**STATED TASK**
Every entry that follows needs to be repeated exactly.

**LISTED RECORDS**
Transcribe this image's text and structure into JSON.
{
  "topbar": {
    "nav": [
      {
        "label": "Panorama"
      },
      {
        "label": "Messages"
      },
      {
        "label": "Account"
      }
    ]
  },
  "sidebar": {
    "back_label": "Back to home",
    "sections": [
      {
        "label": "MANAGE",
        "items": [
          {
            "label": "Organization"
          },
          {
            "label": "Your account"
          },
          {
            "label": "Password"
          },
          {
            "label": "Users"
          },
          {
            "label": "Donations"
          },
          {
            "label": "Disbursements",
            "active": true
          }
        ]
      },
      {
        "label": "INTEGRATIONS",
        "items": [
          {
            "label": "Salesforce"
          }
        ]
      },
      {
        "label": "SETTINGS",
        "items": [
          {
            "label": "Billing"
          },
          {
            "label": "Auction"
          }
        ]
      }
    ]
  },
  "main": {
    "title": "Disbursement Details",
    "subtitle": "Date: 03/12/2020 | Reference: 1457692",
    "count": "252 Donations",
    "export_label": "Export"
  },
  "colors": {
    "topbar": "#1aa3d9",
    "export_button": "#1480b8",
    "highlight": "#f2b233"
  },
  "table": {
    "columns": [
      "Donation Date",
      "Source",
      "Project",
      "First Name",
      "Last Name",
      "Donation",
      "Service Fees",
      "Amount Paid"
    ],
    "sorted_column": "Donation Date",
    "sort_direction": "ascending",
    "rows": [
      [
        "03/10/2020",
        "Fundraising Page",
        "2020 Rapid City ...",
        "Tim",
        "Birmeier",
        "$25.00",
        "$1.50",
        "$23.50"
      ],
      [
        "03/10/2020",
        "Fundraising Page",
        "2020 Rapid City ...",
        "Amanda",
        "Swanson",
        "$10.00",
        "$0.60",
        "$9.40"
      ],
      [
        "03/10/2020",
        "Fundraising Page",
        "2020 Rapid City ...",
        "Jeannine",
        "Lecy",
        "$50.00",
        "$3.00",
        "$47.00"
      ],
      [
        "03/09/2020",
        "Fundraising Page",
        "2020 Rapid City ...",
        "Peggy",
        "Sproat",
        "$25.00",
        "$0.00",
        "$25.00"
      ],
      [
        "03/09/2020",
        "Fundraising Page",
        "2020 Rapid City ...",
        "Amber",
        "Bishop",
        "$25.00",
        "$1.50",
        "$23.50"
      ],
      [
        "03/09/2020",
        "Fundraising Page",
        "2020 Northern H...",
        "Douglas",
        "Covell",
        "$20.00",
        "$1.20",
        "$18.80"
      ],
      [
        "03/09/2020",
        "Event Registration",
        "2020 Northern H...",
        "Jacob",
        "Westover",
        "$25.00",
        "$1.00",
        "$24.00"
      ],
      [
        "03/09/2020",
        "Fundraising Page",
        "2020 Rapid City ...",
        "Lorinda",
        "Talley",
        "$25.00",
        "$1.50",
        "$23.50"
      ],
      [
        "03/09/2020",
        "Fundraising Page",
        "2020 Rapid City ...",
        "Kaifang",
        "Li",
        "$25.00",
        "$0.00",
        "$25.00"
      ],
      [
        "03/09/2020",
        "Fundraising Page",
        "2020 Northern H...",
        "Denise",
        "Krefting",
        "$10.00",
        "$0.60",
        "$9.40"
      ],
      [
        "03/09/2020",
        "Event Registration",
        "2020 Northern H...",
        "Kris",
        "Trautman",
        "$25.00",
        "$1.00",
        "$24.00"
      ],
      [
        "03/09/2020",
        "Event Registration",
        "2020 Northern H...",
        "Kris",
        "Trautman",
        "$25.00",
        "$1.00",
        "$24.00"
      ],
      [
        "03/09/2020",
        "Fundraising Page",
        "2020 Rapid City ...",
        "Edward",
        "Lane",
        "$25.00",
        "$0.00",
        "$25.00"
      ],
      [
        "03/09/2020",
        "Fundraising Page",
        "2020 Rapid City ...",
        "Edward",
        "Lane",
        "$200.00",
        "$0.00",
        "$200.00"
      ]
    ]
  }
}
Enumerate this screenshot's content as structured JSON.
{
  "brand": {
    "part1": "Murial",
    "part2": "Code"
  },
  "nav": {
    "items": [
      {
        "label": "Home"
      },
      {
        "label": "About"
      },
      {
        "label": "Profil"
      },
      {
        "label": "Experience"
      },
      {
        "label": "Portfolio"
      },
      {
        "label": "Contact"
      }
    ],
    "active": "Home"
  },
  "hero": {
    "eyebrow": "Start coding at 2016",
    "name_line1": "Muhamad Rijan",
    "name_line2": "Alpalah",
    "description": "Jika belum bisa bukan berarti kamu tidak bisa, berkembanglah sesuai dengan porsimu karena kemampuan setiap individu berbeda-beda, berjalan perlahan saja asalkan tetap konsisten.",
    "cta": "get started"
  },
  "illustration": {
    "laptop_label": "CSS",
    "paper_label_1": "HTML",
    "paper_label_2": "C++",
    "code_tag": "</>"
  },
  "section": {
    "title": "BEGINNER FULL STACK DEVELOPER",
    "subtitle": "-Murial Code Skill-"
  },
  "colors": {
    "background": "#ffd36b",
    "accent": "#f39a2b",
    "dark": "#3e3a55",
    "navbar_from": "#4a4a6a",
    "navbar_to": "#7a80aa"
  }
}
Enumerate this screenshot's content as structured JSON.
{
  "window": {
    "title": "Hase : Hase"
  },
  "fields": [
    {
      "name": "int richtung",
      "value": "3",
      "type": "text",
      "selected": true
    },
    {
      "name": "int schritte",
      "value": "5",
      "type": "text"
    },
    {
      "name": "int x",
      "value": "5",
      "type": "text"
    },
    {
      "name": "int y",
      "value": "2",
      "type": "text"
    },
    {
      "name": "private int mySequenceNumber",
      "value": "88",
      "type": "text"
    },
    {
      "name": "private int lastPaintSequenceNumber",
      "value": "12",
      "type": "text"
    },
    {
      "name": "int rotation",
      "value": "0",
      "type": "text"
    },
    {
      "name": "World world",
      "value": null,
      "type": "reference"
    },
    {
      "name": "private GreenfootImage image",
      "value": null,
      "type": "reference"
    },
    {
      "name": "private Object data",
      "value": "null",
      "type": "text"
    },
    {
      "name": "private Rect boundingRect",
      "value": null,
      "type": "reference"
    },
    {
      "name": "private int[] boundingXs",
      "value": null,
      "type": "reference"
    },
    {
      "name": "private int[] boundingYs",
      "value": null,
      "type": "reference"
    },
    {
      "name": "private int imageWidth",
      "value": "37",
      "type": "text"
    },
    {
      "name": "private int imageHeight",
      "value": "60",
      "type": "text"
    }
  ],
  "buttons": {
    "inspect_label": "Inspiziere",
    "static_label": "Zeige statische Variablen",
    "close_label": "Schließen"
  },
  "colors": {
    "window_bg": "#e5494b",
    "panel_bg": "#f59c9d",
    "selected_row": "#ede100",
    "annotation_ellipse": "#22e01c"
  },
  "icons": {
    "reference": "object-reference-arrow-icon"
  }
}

**CORRECT RESULT**
Transcribe this image's text and structure into JSON.
{
  "topbar": {
    "nav": [
      {
        "label": "Panorama"
      },
      {
        "label": "Messages"
      },
      {
        "label": "Account"
      }
    ]
  },
  "sidebar": {
    "back_label": "Back to home",
    "sections": [
      {
        "label": "MANAGE",
        "items": [
          {
            "label": "Organization"
          },
          {
            "label": "Your account"
          },
          {
            "label": "Password"
          },
          {
            "label": "Users"
          },
          {
            "label": "Donations"
          },
          {
            "label": "Disbursements",
            "active": true
          }
        ]
      },
      {
        "label": "INTEGRATIONS",
        "items": [
          {
            "label": "Salesforce"
          }
        ]
      },
      {
        "label": "SETTINGS",
        "items": [
          {
            "label": "Billing"
          },
          {
            "label": "Auction"
          }
        ]
      }
    ]
  },
  "main": {
    "title": "Disbursement Details",
    "subtitle": "Date: 03/12/2020 | Reference: 1457692",
    "count": "252 Donations",
    "export_label": "Export"
  },
  "colors": {
    "topbar": "#1aa3d9",
    "export_button": "#1480b8",
    "highlight": "#f2b233"
  },
  "table": {
    "columns": [
      "Donation Date",
      "Source",
      "Project",
      "First Name",
      "Last Name",
      "Donation",
      "Service Fees",
      "Amount Paid"
    ],
    "sorted_column": "Donation Date",
    "sort_direction": "ascending",
    "rows": [
      [
        "03/10/2020",
        "Fundraising Page",
        "2020 Rapid City ...",
        "Tim",
        "Birmeier",
        "$25.00",
        "$1.50",
        "$23.50"
      ],
      [
        "03/10/2020",
        "Fundraising Page",
        "2020 Rapid City ...",
        "Amanda",
        "Swanson",
        "$10.00",
        "$0.60",
        "$9.40"
      ],
      [
        "03/10/2020",
        "Fundraising Page",
        "2020 Rapid City ...",
        "Jeannine",
        "Lecy",
        "$50.00",
        "$3.00",
        "$47.00"
      ],
      [
        "03/09/2020",
        "Fundraising Page",
        "2020 Rapid City ...",
        "Peggy",
        "Sproat",
        "$25.00",
        "$0.00",
        "$25.00"
      ],
      [
        "03/09/2020",
        "Fundraising Page",
        "2020 Rapid City ...",
        "Amber",
        "Bishop",
        "$25.00",
        "$1.50",
        "$23.50"
      ],
      [
        "03/09/2020",
        "Fundraising Page",
        "2020 Northern H...",
        "Douglas",
        "Covell",
        "$20.00",
        "$1.20",
        "$18.80"
      ],
      [
        "03/09/2020",
        "Event Registration",
        "2020 Northern H...",
        "Jacob",
        "Westover",
        "$25.00",
        "$1.00",
        "$24.00"
      ],
      [
        "03/09/2020",
        "Fundraising Page",
        "2020 Rapid City ...",
        "Lorinda",
        "Talley",
        "$25.00",
        "$1.50",
        "$23.50"
      ],
      [
        "03/09/2020",
        "Fundraising Page",
        "2020 Rapid City ...",
        "Kaifang",
        "Li",
        "$25.00",
        "$0.00",
        "$25.00"
      ],
      [
        "03/09/2020",
        "Fundraising Page",
        "2020 Northern H...",
        "Denise",
        "Krefting",
        "$10.00",
        "$0.60",
        "$9.40"
      ],
      [
        "03/09/2020",
        "Event Registration",
        "2020 Northern H...",
        "Kris",
        "Trautman",
        "$25.00",
        "$1.00",
        "$24.00"
      ],
      [
        "03/09/2020",
        "Event Registration",
        "2020 Northern H...",
        "Kris",
        "Trautman",
        "$25.00",
        "$1.00",
        "$24.00"
      ],
      [
        "03/09/2020",
        "Fundraising Page",
        "2020 Rapid City ...",
        "Edward",
        "Lane",
        "$25.00",
        "$0.00",
        "$25.00"
      ],
      [
        "03/09/2020",
        "Fundraising Page",
        "2020 Rapid City ...",
        "Edward",
        "Lane",
        "$200.00",
        "$0.00",
        "$200.00"
      ]
    ]
  }
}
Enumerate this screenshot's content as structured JSON.
{
  "brand": {
    "part1": "Murial",
    "part2": "Code"
  },
  "nav": {
    "items": [
      {
        "label": "Home"
      },
      {
        "label": "About"
      },
      {
        "label": "Profil"
      },
      {
        "label": "Experience"
      },
      {
        "label": "Portfolio"
      },
      {
        "label": "Contact"
      }
    ],
    "active": "Home"
  },
  "hero": {
    "eyebrow": "Start coding at 2016",
    "name_line1": "Muhamad Rijan",
    "name_line2": "Alpalah",
    "description": "Jika belum bisa bukan berarti kamu tidak bisa, berkembanglah sesuai dengan porsimu karena kemampuan setiap individu berbeda-beda, berjalan perlahan saja asalkan tetap konsisten.",
    "cta": "get started"
  },
  "illustration": {
    "laptop_label": "CSS",
    "paper_label_1": "HTML",
    "paper_label_2": "C++",
    "code_tag": "</>"
  },
  "section": {
    "title": "BEGINNER FULL STACK DEVELOPER",
    "subtitle": "-Murial Code Skill-"
  },
  "colors": {
    "background": "#ffd36b",
    "accent": "#f39a2b",
    "dark": "#3e3a55",
    "navbar_from": "#4a4a6a",
    "navbar_to": "#7a80aa"
  }
}
Enumerate this screenshot's content as structured JSON.
{
  "window": {
    "title": "Hase : Hase"
  },
  "fields": [
    {
      "name": "int richtung",
      "value": "3",
      "type": "text",
      "selected": true
    },
    {
      "name": "int schritte",
      "value": "5",
      "type": "text"
    },
    {
      "name": "int x",
      "value": "5",
      "type": "text"
    },
    {
      "name": "int y",
      "value": "2",
      "type": "text"
    },
    {
      "name": "private int mySequenceNumber",
      "value": "88",
      "type": "text"
    },
    {
      "name": "private int lastPaintSequenceNumber",
      "value": "12",
      "type": "text"
    },
    {
      "name": "int rotation",
      "value": "0",
      "type": "text"
    },
    {
      "name": "World world",
      "value": null,
      "type": "reference"
    },
    {
      "name": "private GreenfootImage image",
      "value": null,
      "type": "reference"
    },
    {
      "name": "private Object data",
      "value": "null",
      "type": "text"
    },
    {
      "name": "private Rect boundingRect",
      "value": null,
      "type": "reference"
    },
    {
      "name": "private int[] boundingXs",
      "value": null,
      "type": "reference"
    },
    {
      "name": "private int[] boundingYs",
      "value": null,
      "type": "reference"
    },
    {
      "name": "private int imageWidth",
      "value": "37",
      "type": "text"
    },
    {
      "name": "private int imageHeight",
      "value": "60",
      "type": "text"
    }
  ],
  "buttons": {
    "inspect_label": "Inspiziere",
    "static_label": "Zeige statische Variablen",
    "close_label": "Schließen"
  },
  "colors": {
    "window_bg": "#e5494b",
    "panel_bg": "#f59c9d",
    "selected_row": "#ede100",
    "annotation_ellipse": "#22e01c"
  },
  "icons": {
    "reference": "object-reference-arrow-icon"
  }
}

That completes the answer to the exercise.